◆ **Dataset excerpt**
+++++

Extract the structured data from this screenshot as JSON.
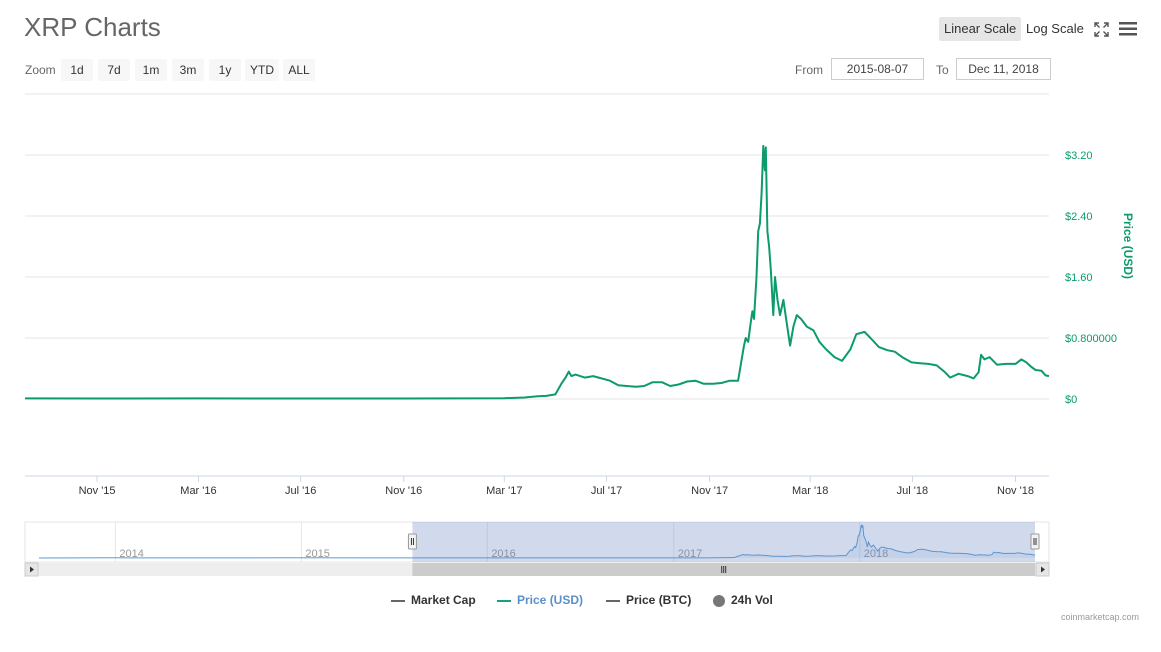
{
  "header": {
    "title": "XRP Charts",
    "linear_scale_label": "Linear Scale",
    "log_scale_label": "Log Scale",
    "fullscreen_icon": "expand-icon",
    "menu_icon": "hamburger-menu-icon"
  },
  "zoom": {
    "label": "Zoom",
    "buttons": [
      "1d",
      "7d",
      "1m",
      "3m",
      "1y",
      "YTD",
      "ALL"
    ]
  },
  "range": {
    "from_label": "From",
    "from_value": "2015-08-07",
    "to_label": "To",
    "to_value": "Dec 11, 2018"
  },
  "legend": {
    "items": [
      {
        "label": "Market Cap",
        "color": "#666666",
        "active": true
      },
      {
        "label": "Price (USD)",
        "color": "#16a085",
        "active": true,
        "highlighted": true
      },
      {
        "label": "Price (BTC)",
        "color": "#666666",
        "active": true
      },
      {
        "label": "24h Vol",
        "color": "#777777",
        "active": true
      }
    ]
  },
  "credit": "coinmarketcap.com",
  "colors": {
    "price_line": "#0c9b6d",
    "navigator_line": "#5b9bd5",
    "navigator_mask": "#c9d3ea",
    "grid": "#e6e6e6",
    "axis_text": "#333333",
    "y_axis_text": "#0c9b6d"
  },
  "chart_data": {
    "type": "line",
    "title": "",
    "xlabel": "",
    "ylabel": "Price (USD)",
    "x_range": [
      "2015-08-07",
      "2018-12-11"
    ],
    "ylim": [
      0,
      4.0
    ],
    "y_ticks": [
      0,
      0.8,
      1.6,
      2.4,
      3.2
    ],
    "y_tick_labels": [
      "$0",
      "$0.800000",
      "$1.60",
      "$2.40",
      "$3.20"
    ],
    "x_tick_labels": [
      "Nov '15",
      "Mar '16",
      "Jul '16",
      "Nov '16",
      "Mar '17",
      "Jul '17",
      "Nov '17",
      "Mar '18",
      "Jul '18",
      "Nov '18"
    ],
    "x_tick_dates": [
      "2015-11-01",
      "2016-03-01",
      "2016-07-01",
      "2016-11-01",
      "2017-03-01",
      "2017-07-01",
      "2017-11-01",
      "2018-03-01",
      "2018-07-01",
      "2018-11-01"
    ],
    "grid": true,
    "series": [
      {
        "name": "Price (USD)",
        "color": "#0c9b6d",
        "points": [
          [
            "2015-08-07",
            0.008
          ],
          [
            "2015-11-01",
            0.006
          ],
          [
            "2016-03-01",
            0.008
          ],
          [
            "2016-07-01",
            0.006
          ],
          [
            "2016-11-01",
            0.007
          ],
          [
            "2017-03-01",
            0.01
          ],
          [
            "2017-03-25",
            0.02
          ],
          [
            "2017-04-10",
            0.035
          ],
          [
            "2017-04-20",
            0.04
          ],
          [
            "2017-05-01",
            0.06
          ],
          [
            "2017-05-08",
            0.2
          ],
          [
            "2017-05-13",
            0.28
          ],
          [
            "2017-05-17",
            0.36
          ],
          [
            "2017-05-20",
            0.3
          ],
          [
            "2017-05-25",
            0.32
          ],
          [
            "2017-06-05",
            0.28
          ],
          [
            "2017-06-15",
            0.3
          ],
          [
            "2017-06-25",
            0.27
          ],
          [
            "2017-07-05",
            0.24
          ],
          [
            "2017-07-15",
            0.18
          ],
          [
            "2017-07-25",
            0.17
          ],
          [
            "2017-08-05",
            0.16
          ],
          [
            "2017-08-15",
            0.17
          ],
          [
            "2017-08-25",
            0.22
          ],
          [
            "2017-09-05",
            0.22
          ],
          [
            "2017-09-15",
            0.17
          ],
          [
            "2017-09-25",
            0.19
          ],
          [
            "2017-10-05",
            0.23
          ],
          [
            "2017-10-15",
            0.24
          ],
          [
            "2017-10-25",
            0.2
          ],
          [
            "2017-11-05",
            0.2
          ],
          [
            "2017-11-15",
            0.21
          ],
          [
            "2017-11-25",
            0.24
          ],
          [
            "2017-12-05",
            0.24
          ],
          [
            "2017-12-12",
            0.7
          ],
          [
            "2017-12-14",
            0.8
          ],
          [
            "2017-12-17",
            0.75
          ],
          [
            "2017-12-20",
            1.0
          ],
          [
            "2017-12-22",
            1.15
          ],
          [
            "2017-12-24",
            1.05
          ],
          [
            "2017-12-27",
            1.6
          ],
          [
            "2017-12-29",
            2.2
          ],
          [
            "2017-12-31",
            2.3
          ],
          [
            "2018-01-02",
            2.7
          ],
          [
            "2018-01-04",
            3.32
          ],
          [
            "2018-01-06",
            3.0
          ],
          [
            "2018-01-07",
            3.3
          ],
          [
            "2018-01-09",
            2.2
          ],
          [
            "2018-01-11",
            2.0
          ],
          [
            "2018-01-13",
            1.7
          ],
          [
            "2018-01-16",
            1.1
          ],
          [
            "2018-01-18",
            1.6
          ],
          [
            "2018-01-21",
            1.3
          ],
          [
            "2018-01-24",
            1.1
          ],
          [
            "2018-01-28",
            1.3
          ],
          [
            "2018-02-01",
            1.0
          ],
          [
            "2018-02-05",
            0.7
          ],
          [
            "2018-02-09",
            0.95
          ],
          [
            "2018-02-13",
            1.1
          ],
          [
            "2018-02-18",
            1.05
          ],
          [
            "2018-02-25",
            0.95
          ],
          [
            "2018-03-05",
            0.9
          ],
          [
            "2018-03-12",
            0.75
          ],
          [
            "2018-03-20",
            0.65
          ],
          [
            "2018-03-30",
            0.55
          ],
          [
            "2018-04-08",
            0.5
          ],
          [
            "2018-04-18",
            0.65
          ],
          [
            "2018-04-25",
            0.85
          ],
          [
            "2018-05-05",
            0.88
          ],
          [
            "2018-05-12",
            0.8
          ],
          [
            "2018-05-22",
            0.68
          ],
          [
            "2018-06-01",
            0.64
          ],
          [
            "2018-06-10",
            0.62
          ],
          [
            "2018-06-20",
            0.54
          ],
          [
            "2018-06-30",
            0.48
          ],
          [
            "2018-07-10",
            0.47
          ],
          [
            "2018-07-20",
            0.46
          ],
          [
            "2018-07-30",
            0.44
          ],
          [
            "2018-08-08",
            0.36
          ],
          [
            "2018-08-15",
            0.28
          ],
          [
            "2018-08-25",
            0.33
          ],
          [
            "2018-09-05",
            0.3
          ],
          [
            "2018-09-12",
            0.27
          ],
          [
            "2018-09-18",
            0.35
          ],
          [
            "2018-09-21",
            0.58
          ],
          [
            "2018-09-25",
            0.52
          ],
          [
            "2018-10-01",
            0.55
          ],
          [
            "2018-10-10",
            0.45
          ],
          [
            "2018-10-20",
            0.46
          ],
          [
            "2018-11-01",
            0.46
          ],
          [
            "2018-11-08",
            0.52
          ],
          [
            "2018-11-14",
            0.48
          ],
          [
            "2018-11-20",
            0.42
          ],
          [
            "2018-11-25",
            0.38
          ],
          [
            "2018-12-02",
            0.37
          ],
          [
            "2018-12-07",
            0.31
          ],
          [
            "2018-12-11",
            0.3
          ]
        ]
      }
    ],
    "navigator": {
      "x_range": [
        "2013-08-04",
        "2018-12-11"
      ],
      "tick_labels": [
        "2014",
        "2015",
        "2016",
        "2017",
        "2018"
      ],
      "tick_dates": [
        "2014-01-01",
        "2015-01-01",
        "2016-01-01",
        "2017-01-01",
        "2018-01-01"
      ],
      "selected_range": [
        "2015-08-07",
        "2018-12-11"
      ],
      "early_points": [
        [
          "2013-08-04",
          0.005
        ],
        [
          "2014-01-01",
          0.024
        ],
        [
          "2014-06-01",
          0.006
        ],
        [
          "2014-12-01",
          0.024
        ],
        [
          "2015-05-01",
          0.009
        ],
        [
          "2015-08-07",
          0.008
        ]
      ]
    }
  }
}
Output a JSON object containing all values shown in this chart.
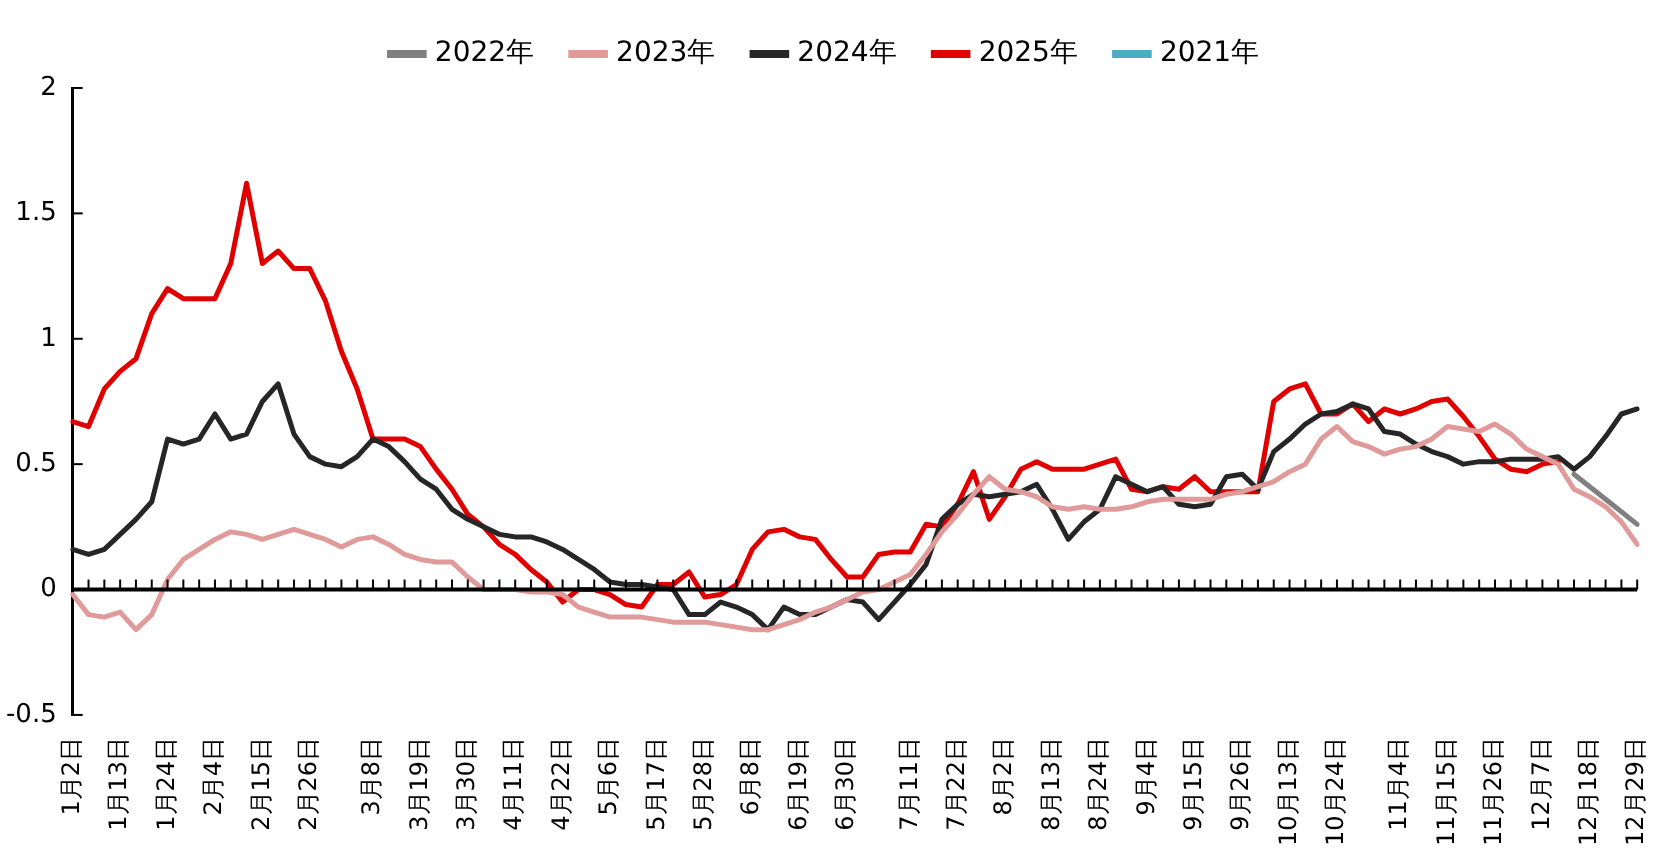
{
  "chart_data": {
    "type": "line",
    "legend": "top",
    "grid": false,
    "marker": "none",
    "line_style": "solid",
    "categories": [
      "1月2日",
      null,
      null,
      "1月13日",
      null,
      null,
      "1月24日",
      null,
      null,
      "2月4日",
      null,
      null,
      "2月15日",
      null,
      null,
      "2月26日",
      null,
      null,
      null,
      "3月8日",
      null,
      null,
      "3月19日",
      null,
      null,
      "3月30日",
      null,
      null,
      "4月11日",
      null,
      null,
      "4月22日",
      null,
      null,
      "5月6日",
      null,
      null,
      "5月17日",
      null,
      null,
      "5月28日",
      null,
      null,
      "6月8日",
      null,
      null,
      "6月19日",
      null,
      null,
      "6月30日",
      null,
      null,
      null,
      "7月11日",
      null,
      null,
      "7月22日",
      null,
      null,
      "8月2日",
      null,
      null,
      "8月13日",
      null,
      null,
      "8月24日",
      null,
      null,
      "9月4日",
      null,
      null,
      "9月15日",
      null,
      null,
      "9月26日",
      null,
      null,
      "10月13日",
      null,
      null,
      "10月24日",
      null,
      null,
      null,
      "11月4日",
      null,
      null,
      "11月15日",
      null,
      null,
      "11月26日",
      null,
      null,
      "12月7日",
      null,
      null,
      "12月18日",
      null,
      null,
      "12月29日"
    ],
    "ref_lines": [
      {
        "axis": "y",
        "value": 0,
        "color": "#000000",
        "line_style": "solid"
      }
    ],
    "ylim": [
      -0.5,
      2
    ],
    "yticks": [
      -0.5,
      0,
      0.5,
      1,
      1.5,
      2
    ],
    "series": [
      {
        "name": "2022年",
        "color": "#808080",
        "values": [
          null,
          null,
          null,
          null,
          null,
          null,
          null,
          null,
          null,
          null,
          null,
          null,
          null,
          null,
          null,
          null,
          null,
          null,
          null,
          null,
          null,
          null,
          null,
          null,
          null,
          null,
          null,
          null,
          null,
          null,
          null,
          null,
          null,
          null,
          null,
          null,
          null,
          null,
          null,
          null,
          null,
          null,
          null,
          null,
          null,
          null,
          null,
          null,
          null,
          null,
          null,
          null,
          null,
          null,
          null,
          null,
          null,
          null,
          null,
          null,
          null,
          null,
          null,
          null,
          null,
          null,
          null,
          null,
          null,
          null,
          null,
          null,
          null,
          null,
          null,
          null,
          null,
          null,
          null,
          null,
          null,
          null,
          null,
          null,
          null,
          null,
          null,
          null,
          null,
          null,
          null,
          null,
          null,
          null,
          null,
          0.46,
          0.41,
          0.36,
          0.31,
          0.26
        ]
      },
      {
        "name": "2023年",
        "color": "#e09a9a",
        "values": [
          -0.02,
          -0.1,
          -0.11,
          -0.09,
          -0.16,
          -0.1,
          0.04,
          0.12,
          0.16,
          0.2,
          0.23,
          0.22,
          0.2,
          0.22,
          0.24,
          0.22,
          0.2,
          0.17,
          0.2,
          0.21,
          0.18,
          0.14,
          0.12,
          0.11,
          0.11,
          0.05,
          0,
          0,
          0,
          -0.01,
          -0.01,
          -0.02,
          -0.07,
          -0.09,
          -0.11,
          -0.11,
          -0.11,
          -0.12,
          -0.13,
          -0.13,
          -0.13,
          -0.14,
          -0.15,
          -0.16,
          -0.16,
          -0.14,
          -0.12,
          -0.09,
          -0.07,
          -0.04,
          -0.01,
          0,
          0.03,
          0.06,
          0.14,
          0.23,
          0.3,
          0.38,
          0.45,
          0.4,
          0.39,
          0.37,
          0.33,
          0.32,
          0.33,
          0.32,
          0.32,
          0.33,
          0.35,
          0.36,
          0.36,
          0.36,
          0.36,
          0.38,
          0.39,
          0.41,
          0.43,
          0.47,
          0.5,
          0.6,
          0.65,
          0.59,
          0.57,
          0.54,
          0.56,
          0.57,
          0.6,
          0.65,
          0.64,
          0.63,
          0.66,
          0.62,
          0.56,
          0.53,
          0.5,
          0.4,
          0.37,
          0.33,
          0.27,
          0.18
        ]
      },
      {
        "name": "2024年",
        "color": "#262626",
        "values": [
          0.16,
          0.14,
          0.16,
          0.22,
          0.28,
          0.35,
          0.6,
          0.58,
          0.6,
          0.7,
          0.6,
          0.62,
          0.75,
          0.82,
          0.62,
          0.53,
          0.5,
          0.49,
          0.53,
          0.6,
          0.57,
          0.51,
          0.44,
          0.4,
          0.32,
          0.28,
          0.25,
          0.22,
          0.21,
          0.21,
          0.19,
          0.16,
          0.12,
          0.08,
          0.03,
          0.02,
          0.02,
          0.01,
          0,
          -0.1,
          -0.1,
          -0.05,
          -0.07,
          -0.1,
          -0.16,
          -0.07,
          -0.1,
          -0.1,
          -0.07,
          -0.04,
          -0.05,
          -0.12,
          -0.05,
          0.02,
          0.1,
          0.28,
          0.34,
          0.38,
          0.37,
          0.38,
          0.39,
          0.42,
          0.32,
          0.2,
          0.27,
          0.32,
          0.45,
          0.42,
          0.39,
          0.41,
          0.34,
          0.33,
          0.34,
          0.45,
          0.46,
          0.4,
          0.55,
          0.6,
          0.66,
          0.7,
          0.71,
          0.74,
          0.72,
          0.63,
          0.62,
          0.58,
          0.55,
          0.53,
          0.5,
          0.51,
          0.51,
          0.52,
          0.52,
          0.52,
          0.53,
          0.48,
          0.53,
          0.61,
          0.7,
          0.72
        ]
      },
      {
        "name": "2025年",
        "color": "#e00000",
        "values": [
          0.67,
          0.65,
          0.8,
          0.87,
          0.92,
          1.1,
          1.2,
          1.16,
          1.16,
          1.16,
          1.3,
          1.62,
          1.3,
          1.35,
          1.28,
          1.28,
          1.15,
          0.95,
          0.8,
          0.6,
          0.6,
          0.6,
          0.57,
          0.48,
          0.4,
          0.3,
          0.25,
          0.18,
          0.14,
          0.08,
          0.03,
          -0.05,
          0,
          0,
          -0.02,
          -0.06,
          -0.07,
          0.02,
          0.02,
          0.07,
          -0.03,
          -0.02,
          0.02,
          0.16,
          0.23,
          0.24,
          0.21,
          0.2,
          0.12,
          0.05,
          0.05,
          0.14,
          0.15,
          0.15,
          0.26,
          0.25,
          0.34,
          0.47,
          0.28,
          0.37,
          0.48,
          0.51,
          0.48,
          0.48,
          0.48,
          0.5,
          0.52,
          0.4,
          0.39,
          0.41,
          0.4,
          0.45,
          0.39,
          0.39,
          0.39,
          0.39,
          0.75,
          0.8,
          0.82,
          0.7,
          0.7,
          0.74,
          0.67,
          0.72,
          0.7,
          0.72,
          0.75,
          0.76,
          0.69,
          0.61,
          0.52,
          0.48,
          0.47,
          0.5,
          0.51,
          null,
          null,
          null,
          null,
          null
        ]
      },
      {
        "name": "2021年",
        "color": "#4bacc6",
        "values": [
          null,
          null,
          null,
          null,
          null,
          null,
          null,
          null,
          null,
          null,
          null,
          null,
          null,
          null,
          null,
          null,
          null,
          null,
          null,
          null,
          null,
          null,
          null,
          null,
          null,
          null,
          null,
          null,
          null,
          null,
          null,
          null,
          null,
          null,
          null,
          null,
          null,
          null,
          null,
          null,
          null,
          null,
          null,
          null,
          null,
          null,
          null,
          null,
          null,
          null,
          null,
          null,
          null,
          null,
          null,
          null,
          null,
          null,
          null,
          null,
          null,
          null,
          null,
          null,
          null,
          null,
          null,
          null,
          null,
          null,
          null,
          null,
          null,
          null,
          null,
          null,
          null,
          null,
          null,
          null,
          null,
          null,
          null,
          null,
          null,
          null,
          null,
          null,
          null,
          null,
          null,
          null,
          null,
          null,
          null,
          null,
          null,
          null,
          null,
          null
        ]
      }
    ]
  }
}
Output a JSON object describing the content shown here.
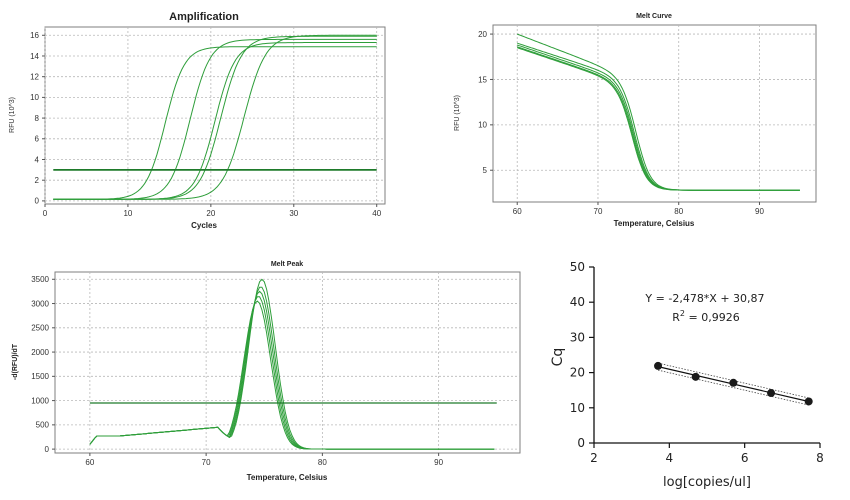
{
  "colors": {
    "green": "#2e9e3a",
    "dark_green": "#1e7a2a",
    "grid": "#b8b8b8",
    "frame": "#7f7f7f",
    "marker": "#1a1a1a"
  },
  "chart_data": [
    {
      "id": "amplification",
      "type": "line",
      "title": "Amplification",
      "xlabel": "Cycles",
      "ylabel": "RFU (10^3)",
      "xlim": [
        0,
        41
      ],
      "ylim": [
        -0.3,
        16.8
      ],
      "xticks": [
        0,
        10,
        20,
        30,
        40
      ],
      "yticks": [
        0,
        2,
        4,
        6,
        8,
        10,
        12,
        14,
        16
      ],
      "grid": true,
      "threshold": 3.0,
      "series": [
        {
          "baseline": 0.15,
          "plateau": 14.9,
          "midpoint": 14.5,
          "slope": 1.15
        },
        {
          "baseline": 0.15,
          "plateau": 15.6,
          "midpoint": 17.5,
          "slope": 1.2
        },
        {
          "baseline": 0.15,
          "plateau": 15.3,
          "midpoint": 20.5,
          "slope": 1.2
        },
        {
          "baseline": 0.15,
          "plateau": 15.9,
          "midpoint": 21.2,
          "slope": 1.25
        },
        {
          "baseline": 0.15,
          "plateau": 16.0,
          "midpoint": 24.0,
          "slope": 1.3
        }
      ]
    },
    {
      "id": "melt-curve",
      "type": "line",
      "title": "Melt Curve",
      "xlabel": "Temperature, Celsius",
      "ylabel": "RFU (10^3)",
      "xlim": [
        57,
        97
      ],
      "ylim": [
        1.5,
        21
      ],
      "xticks": [
        60,
        70,
        80,
        90
      ],
      "yticks": [
        5,
        10,
        15,
        20
      ],
      "grid": true,
      "series": [
        {
          "start": 20.0,
          "pre": 15.9,
          "floor": 2.8,
          "tm": 74.8
        },
        {
          "start": 19.0,
          "pre": 15.5,
          "floor": 2.8,
          "tm": 74.6
        },
        {
          "start": 18.8,
          "pre": 15.2,
          "floor": 2.8,
          "tm": 74.5
        },
        {
          "start": 18.6,
          "pre": 15.0,
          "floor": 2.8,
          "tm": 74.4
        },
        {
          "start": 18.5,
          "pre": 14.9,
          "floor": 2.8,
          "tm": 74.3
        }
      ]
    },
    {
      "id": "melt-peak",
      "type": "line",
      "title": "Melt Peak",
      "xlabel": "Temperature, Celsius",
      "ylabel": "-d(RFU)/dT",
      "xlim": [
        57,
        97
      ],
      "ylim": [
        -80,
        3650
      ],
      "xticks": [
        60,
        70,
        80,
        90
      ],
      "yticks": [
        0,
        500,
        1000,
        1500,
        2000,
        2500,
        3000,
        3500
      ],
      "grid": true,
      "threshold": 950,
      "series": [
        {
          "peak": 3500,
          "tm": 74.8
        },
        {
          "peak": 3350,
          "tm": 74.7
        },
        {
          "peak": 3250,
          "tm": 74.6
        },
        {
          "peak": 3150,
          "tm": 74.5
        },
        {
          "peak": 3050,
          "tm": 74.4
        }
      ]
    },
    {
      "id": "standard-curve",
      "type": "scatter",
      "xlabel": "log[copies/ul]",
      "ylabel": "Cq",
      "xlim": [
        2,
        8
      ],
      "ylim": [
        0,
        50
      ],
      "xticks": [
        2,
        4,
        6,
        8
      ],
      "yticks": [
        0,
        10,
        20,
        30,
        40,
        50
      ],
      "grid": false,
      "points": [
        {
          "x": 3.7,
          "y": 21.9
        },
        {
          "x": 4.7,
          "y": 18.8
        },
        {
          "x": 5.7,
          "y": 17.1
        },
        {
          "x": 6.7,
          "y": 14.2
        },
        {
          "x": 7.7,
          "y": 11.8
        }
      ],
      "fit": {
        "slope": -2.478,
        "intercept": 30.87,
        "x_range": [
          3.7,
          7.7
        ]
      },
      "equation": "Y = -2,478*X + 30,87",
      "r2_label": "R",
      "r2_sup": "2",
      "r2_value": " = 0,9926"
    }
  ]
}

+++++

◆ **What is needed**
Read through the lines above and collect those that contain the string "title".

◆ **Output**
    "title": "XRP Charts",
    "title": "",
      "title": "Amplification",
      "title": "Melt Curve",
      "title": "Melt Peak",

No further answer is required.